> GIVEN PROBLEM 1
Turn the lines of the records that start at the line containing "weight-min: 40 — [584, 246, 611, 271]" and end at the line containing "tilde-symbol: ~ — [620, 623, 632, 642]" into a numbered list, skipping any blank lines.

## Begin SOURCE

2

I am using iTextSharp and trying to extract images with transparency from a PDF. When I extract the image the transparency becomes solid black and is lost. I have found multiple examples of image extraction but all of them seem to have the same issue. The code that I am using is below

Another example is from itextpdf.com/examples/iia.php?id=284. This example includes images in the "results" section at the top. If you click Img7.png you will see the black border in the image, however at the bottom of the page there is a link to the original image info.png that shows the transparency the way it is supposed to look. This is the exact issue I am running into. Any help or ideas would be appreciated

public void ExtractImage(string pdfFile)
        {
            const int pageNumber = 1; //Page number to extract the image from
            PdfReader pdf = new PdfReader(pdfFile);
            PdfDictionary pg = pdf.GetPageN(pageNumber);
            PdfDictionary res = (PdfDictionary)PdfReader.GetPdfObject(pg.Get(PdfName.RESOURCES));
            PdfDictionary xobj = (PdfDictionary)PdfReader.GetPdfObject(res.Get(PdfName.XOBJECT));
            foreach (PdfName name in xobj.Keys)
            {
                PdfObject obj = xobj.Get(name);
                if (obj.IsIndirect())
                {
                    PdfDictionary tg = (PdfDictionary)PdfReader.GetPdfObject(obj);
                    string width = tg.Get(PdfName.WIDTH).ToString();
                    string height = tg.Get(PdfName.HEIGHT).ToString();
                    ImageRenderInfo imgRI =
                            ImageRenderInfo.CreateForXObject(new Matrix(float.Parse(width), float.Parse(height)),
                                                             (PRIndirectReference)obj, tg);

                    var fileType= imgRI.GetImage().GetFileType();
                    RenderImage(imgRI, imgPath + +imgRI.GetRef().Number + "_" + imgRI.GetRef().Generation + "test." + fileType);
                }
            }
            pdf.Close();
        }

        private void RenderImage(ImageRenderInfo renderInfo, string saveImageLocation)

## End SOURCE

> GIVEN PROBLEM 2
In the thread about extracting transparent images with iTextSharp, what happens to the transparency when an image is extracted?

## Begin SUPPLIED MATERIAL

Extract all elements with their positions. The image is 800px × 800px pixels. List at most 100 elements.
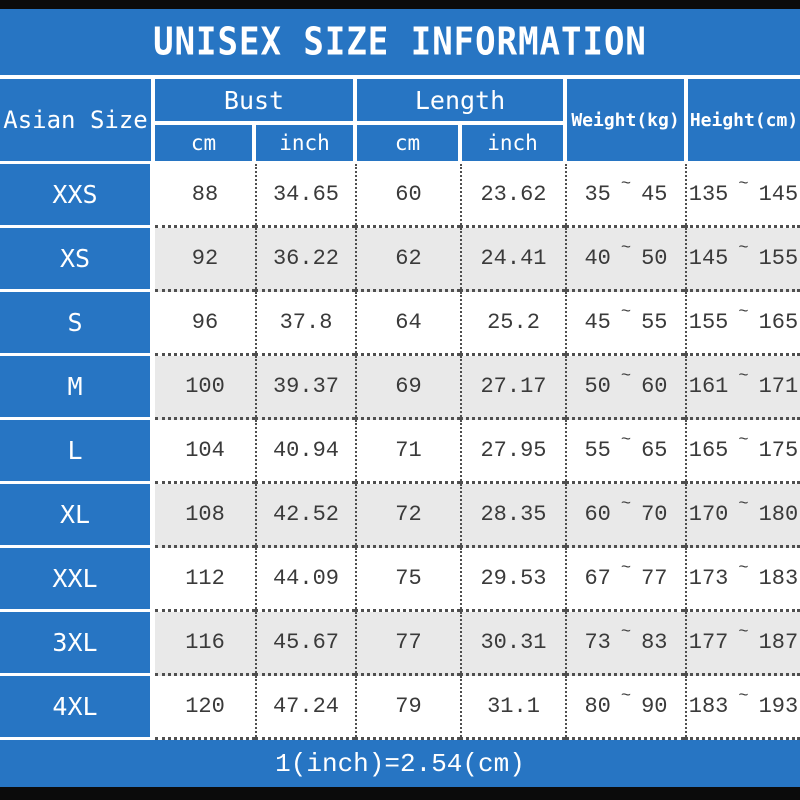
weight-min: 40 — [584, 246, 611, 271]
height-min: 155 — [688, 310, 729, 335]
weight-max: 65 — [641, 438, 668, 463]
weight-range-cell: 55 ~ 65 — [565, 420, 685, 484]
height-max: 155 — [758, 246, 799, 271]
length-cm-cell: 60 — [355, 164, 460, 228]
tilde-symbol: ~ — [620, 623, 632, 642]
weight-min: 60 — [584, 502, 611, 527]
length-inch-cell: 24.41 — [460, 228, 565, 292]
tilde-symbol: ~ — [620, 495, 632, 514]
weight-max: 77 — [641, 566, 668, 591]
weight-max: 70 — [641, 502, 668, 527]
weight-min: 55 — [584, 438, 611, 463]
top-border-bar — [0, 0, 800, 9]
tilde-symbol: ~ — [620, 367, 632, 386]
length-inch-cell: 30.31 — [460, 612, 565, 676]
table-row: S 96 37.8 64 25.2 45 ~ 55 155 ~ 165 — [0, 292, 800, 356]
page-title: UNISEX SIZE INFORMATION — [153, 19, 647, 65]
length-cm-cell: 64 — [355, 292, 460, 356]
tilde-symbol: ~ — [738, 623, 749, 642]
height-min: 135 — [688, 182, 729, 207]
bottom-border-bar — [0, 787, 800, 800]
weight-max: 90 — [641, 694, 668, 719]
header-bust-cm: cm — [155, 125, 252, 161]
length-cm-cell: 72 — [355, 484, 460, 548]
bust-inch-cell: 45.67 — [255, 612, 355, 676]
bust-cm-cell: 88 — [155, 164, 255, 228]
weight-min: 80 — [584, 694, 611, 719]
tilde-symbol: ~ — [738, 239, 749, 258]
tilde-symbol: ~ — [620, 239, 632, 258]
length-inch-cell: 27.95 — [460, 420, 565, 484]
weight-range-cell: 80 ~ 90 — [565, 676, 685, 740]
table-row: 3XL 116 45.67 77 30.31 73 ~ 83 177 ~ 187 — [0, 612, 800, 676]
height-max: 180 — [758, 502, 799, 527]
size-label: XS — [0, 228, 155, 292]
tilde-symbol: ~ — [620, 175, 632, 194]
header-length-cm: cm — [357, 125, 458, 161]
length-inch-cell: 29.53 — [460, 548, 565, 612]
height-range-cell: 165 ~ 175 — [685, 420, 800, 484]
weight-range-cell: 60 ~ 70 — [565, 484, 685, 548]
height-min: 183 — [688, 694, 729, 719]
bust-cm-cell: 112 — [155, 548, 255, 612]
size-label: M — [0, 356, 155, 420]
bust-cm-cell: 104 — [155, 420, 255, 484]
weight-range-cell: 45 ~ 55 — [565, 292, 685, 356]
bust-cm-cell: 108 — [155, 484, 255, 548]
bust-cm-cell: 116 — [155, 612, 255, 676]
height-range-cell: 145 ~ 155 — [685, 228, 800, 292]
size-label: XXS — [0, 164, 155, 228]
tilde-symbol: ~ — [620, 303, 632, 322]
footer-bar: 1(inch)=2.54(cm) — [0, 740, 800, 787]
table-row: L 104 40.94 71 27.95 55 ~ 65 165 ~ 175 — [0, 420, 800, 484]
length-cm-cell: 71 — [355, 420, 460, 484]
length-cm-cell: 79 — [355, 676, 460, 740]
tilde-symbol: ~ — [620, 559, 632, 578]
table-header: Asian Size Bust Length Weight(kg) Height… — [0, 79, 800, 161]
height-min: 145 — [688, 246, 729, 271]
header-weight-kg: Weight(kg) — [567, 79, 684, 161]
height-max: 187 — [758, 630, 799, 655]
height-min: 173 — [688, 566, 729, 591]
weight-max: 55 — [641, 310, 668, 335]
header-length-inch: inch — [462, 125, 563, 161]
bust-cm-cell: 92 — [155, 228, 255, 292]
height-range-cell: 177 ~ 187 — [685, 612, 800, 676]
height-min: 170 — [688, 502, 729, 527]
table-row: XXL 112 44.09 75 29.53 67 ~ 77 173 ~ 183 — [0, 548, 800, 612]
weight-range-cell: 73 ~ 83 — [565, 612, 685, 676]
length-inch-cell: 27.17 — [460, 356, 565, 420]
tilde-symbol: ~ — [738, 431, 749, 450]
height-range-cell: 155 ~ 165 — [685, 292, 800, 356]
tilde-symbol: ~ — [620, 687, 632, 706]
bust-cm-cell: 100 — [155, 356, 255, 420]
weight-min: 73 — [584, 630, 611, 655]
table-row: M 100 39.37 69 27.17 50 ~ 60 161 ~ 171 — [0, 356, 800, 420]
height-range-cell: 173 ~ 183 — [685, 548, 800, 612]
weight-range-cell: 50 ~ 60 — [565, 356, 685, 420]
length-inch-cell: 31.1 — [460, 676, 565, 740]
height-max: 193 — [758, 694, 799, 719]
size-label: 3XL — [0, 612, 155, 676]
height-range-cell: 135 ~ 145 — [685, 164, 800, 228]
size-label: S — [0, 292, 155, 356]
tilde-symbol: ~ — [738, 559, 749, 578]
weight-min: 50 — [584, 374, 611, 399]
weight-min: 35 — [584, 182, 611, 207]
bust-cm-cell: 120 — [155, 676, 255, 740]
header-bust: Bust — [155, 79, 353, 121]
tilde-symbol: ~ — [620, 431, 632, 450]
height-max: 171 — [758, 374, 799, 399]
tilde-symbol: ~ — [738, 367, 749, 386]
height-range-cell: 161 ~ 171 — [685, 356, 800, 420]
bust-inch-cell: 36.22 — [255, 228, 355, 292]
tilde-symbol: ~ — [738, 175, 749, 194]
weight-max: 45 — [641, 182, 668, 207]
length-inch-cell: 28.35 — [460, 484, 565, 548]
size-label: L — [0, 420, 155, 484]
header-asian-size: Asian Size — [0, 79, 151, 161]
tilde-symbol: ~ — [738, 687, 749, 706]
table-row: 4XL 120 47.24 79 31.1 80 ~ 90 183 ~ 193 — [0, 676, 800, 740]
tilde-symbol: ~ — [738, 303, 749, 322]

## End SUPPLIED MATERIAL

> CORRECT ANSWER 1
1. weight-min: 40 — [584, 246, 611, 271]
2. height-min: 155 — [688, 310, 729, 335]
3. weight-max: 65 — [641, 438, 668, 463]
4. weight-range-cell: 55 ~ 65 — [565, 420, 685, 484]
5. height-max: 155 — [758, 246, 799, 271]
6. length-cm-cell: 60 — [355, 164, 460, 228]
7. tilde-symbol: ~ — [620, 623, 632, 642]

> CORRECT ANSWER 2
The transparency turns solid black and is lost.